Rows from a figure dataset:
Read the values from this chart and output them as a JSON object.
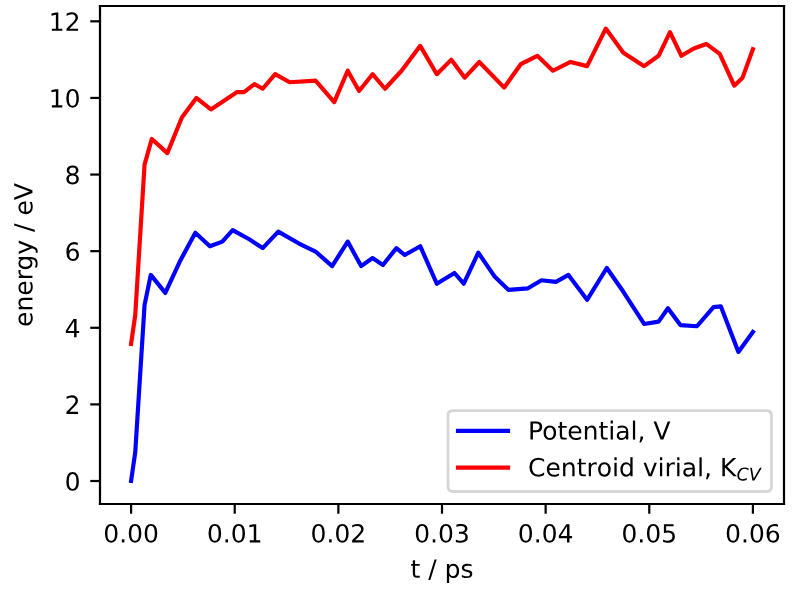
{
  "chart_data": {
    "type": "line",
    "xlabel": "t / ps",
    "ylabel": "energy / eV",
    "legend": "lower right",
    "grid": false,
    "xlim": [
      -0.003,
      0.063
    ],
    "ylim": [
      -0.6,
      12.4
    ],
    "xticks": [
      {
        "value": 0,
        "label": "0.00"
      },
      {
        "value": 0.01,
        "label": "0.01"
      },
      {
        "value": 0.02,
        "label": "0.02"
      },
      {
        "value": 0.03,
        "label": "0.03"
      },
      {
        "value": 0.04,
        "label": "0.04"
      },
      {
        "value": 0.05,
        "label": "0.05"
      },
      {
        "value": 0.06,
        "label": "0.06"
      }
    ],
    "yticks": [
      0,
      2,
      4,
      6,
      8,
      10,
      12
    ],
    "series": [
      {
        "name": "Potential, V",
        "color": "#0000ff",
        "x": [
          0,
          0.0004,
          0.0013,
          0.0019,
          0.0033,
          0.0047,
          0.0062,
          0.0076,
          0.0088,
          0.0098,
          0.0114,
          0.0127,
          0.0142,
          0.0162,
          0.0178,
          0.0194,
          0.0209,
          0.0222,
          0.0233,
          0.0243,
          0.0256,
          0.0264,
          0.0279,
          0.0295,
          0.0312,
          0.0321,
          0.0335,
          0.0351,
          0.0364,
          0.0383,
          0.0396,
          0.041,
          0.0422,
          0.044,
          0.0459,
          0.0475,
          0.0495,
          0.0509,
          0.0518,
          0.053,
          0.0546,
          0.0562,
          0.0569,
          0.0586,
          0.06
        ],
        "values": [
          0,
          0.75,
          4.6,
          5.38,
          4.91,
          5.73,
          6.48,
          6.13,
          6.25,
          6.55,
          6.31,
          6.08,
          6.51,
          6.2,
          5.99,
          5.61,
          6.25,
          5.61,
          5.82,
          5.64,
          6.08,
          5.9,
          6.13,
          5.15,
          5.43,
          5.15,
          5.96,
          5.33,
          4.99,
          5.03,
          5.24,
          5.2,
          5.38,
          4.73,
          5.56,
          4.94,
          4.1,
          4.16,
          4.51,
          4.07,
          4.04,
          4.54,
          4.56,
          3.37,
          3.89
        ]
      },
      {
        "name": "Centroid virial, K$_{CV}$",
        "color": "#ff0000",
        "x": [
          0,
          0.0004,
          0.0013,
          0.002,
          0.0035,
          0.0049,
          0.0063,
          0.0077,
          0.0102,
          0.0109,
          0.0119,
          0.0127,
          0.0139,
          0.0153,
          0.0178,
          0.0196,
          0.0209,
          0.022,
          0.0233,
          0.0245,
          0.0261,
          0.0279,
          0.0295,
          0.0309,
          0.0322,
          0.0336,
          0.036,
          0.0376,
          0.0392,
          0.0407,
          0.0424,
          0.044,
          0.0458,
          0.0475,
          0.0495,
          0.0509,
          0.052,
          0.0531,
          0.0543,
          0.0555,
          0.0568,
          0.0582,
          0.059,
          0.06
        ],
        "values": [
          3.58,
          4.33,
          8.26,
          8.93,
          8.56,
          9.49,
          10.0,
          9.7,
          10.15,
          10.15,
          10.36,
          10.24,
          10.62,
          10.41,
          10.45,
          9.89,
          10.71,
          10.18,
          10.62,
          10.24,
          10.71,
          11.36,
          10.62,
          11.0,
          10.53,
          10.94,
          10.27,
          10.88,
          11.1,
          10.71,
          10.94,
          10.83,
          11.81,
          11.18,
          10.83,
          11.1,
          11.72,
          11.1,
          11.29,
          11.41,
          11.15,
          10.32,
          10.53,
          11.27
        ]
      }
    ]
  }
}
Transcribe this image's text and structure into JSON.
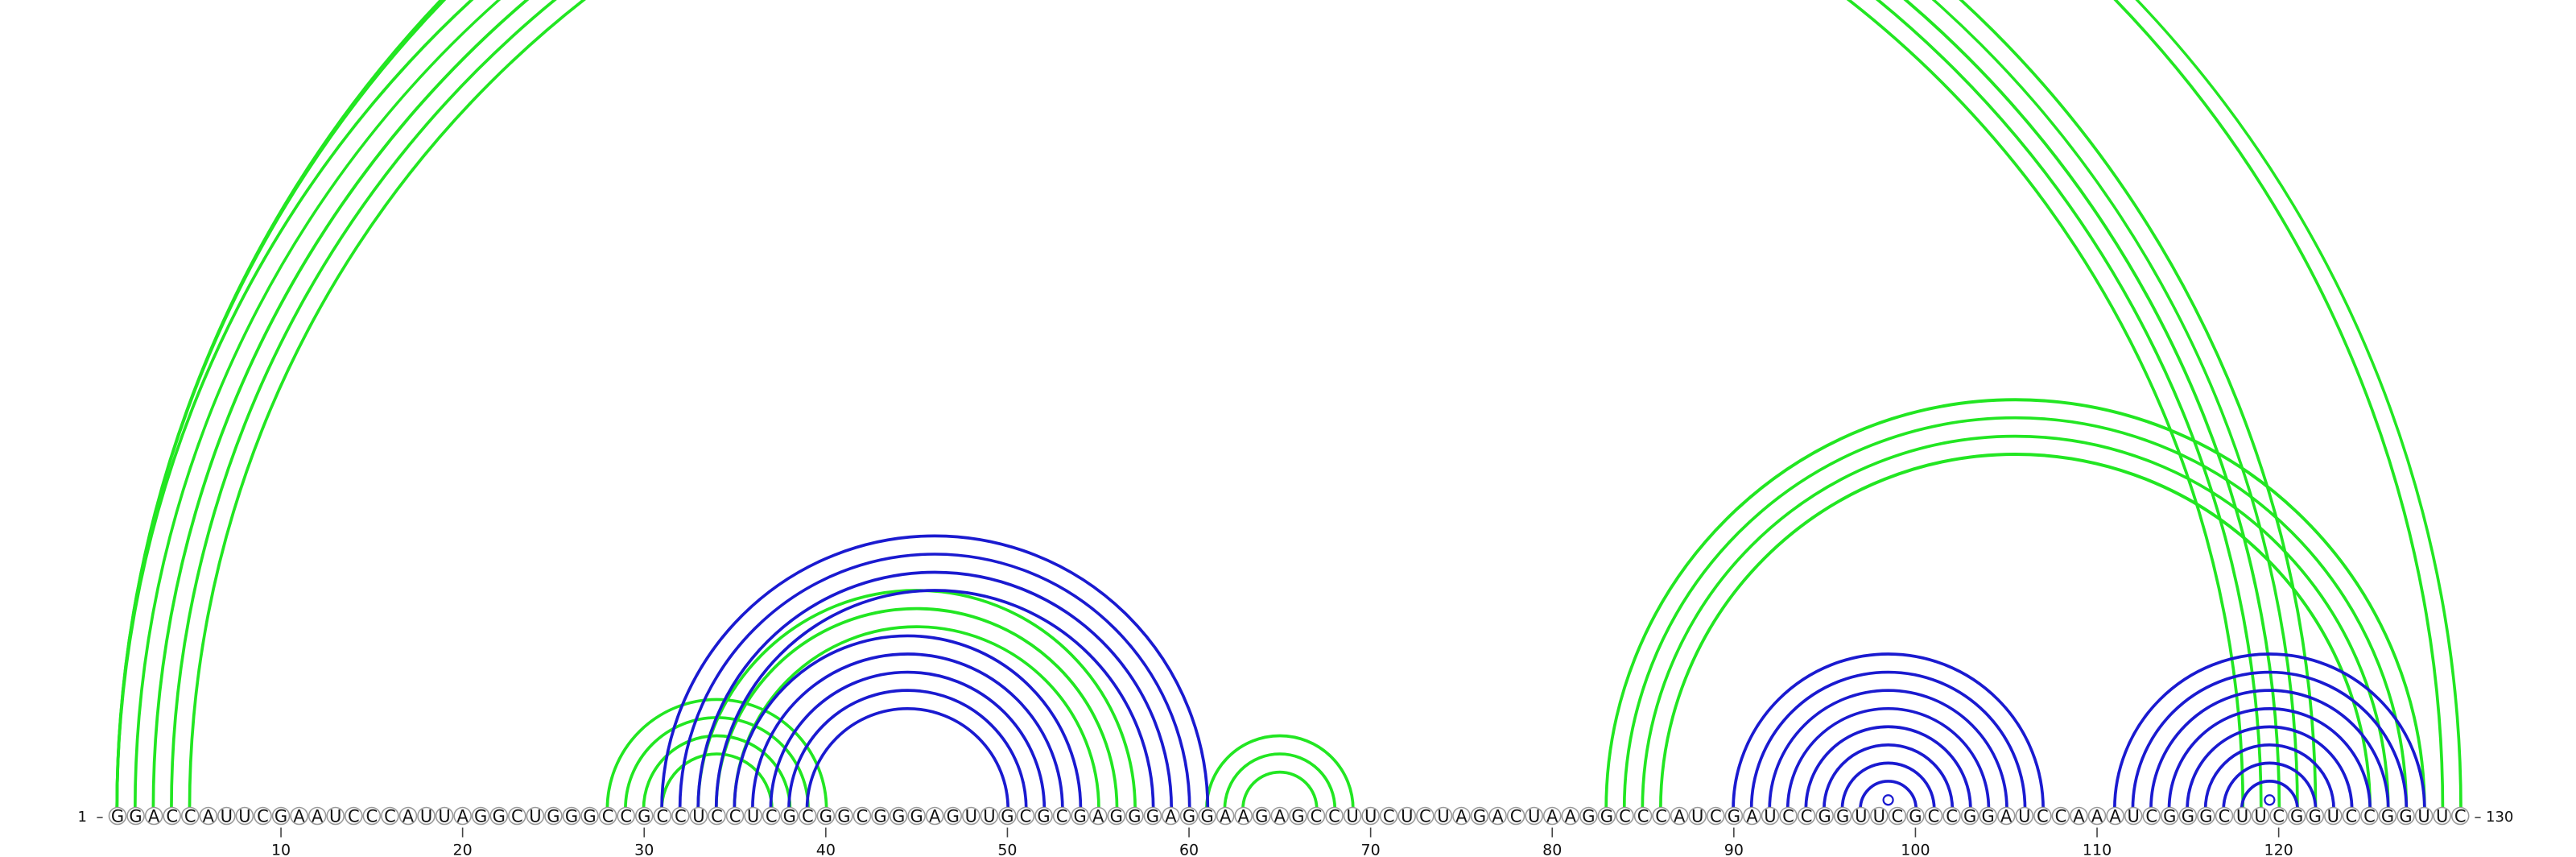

» Aim:
Determine how many lines in the data above contain the string "this". Give nothing except the number.

» The result:
2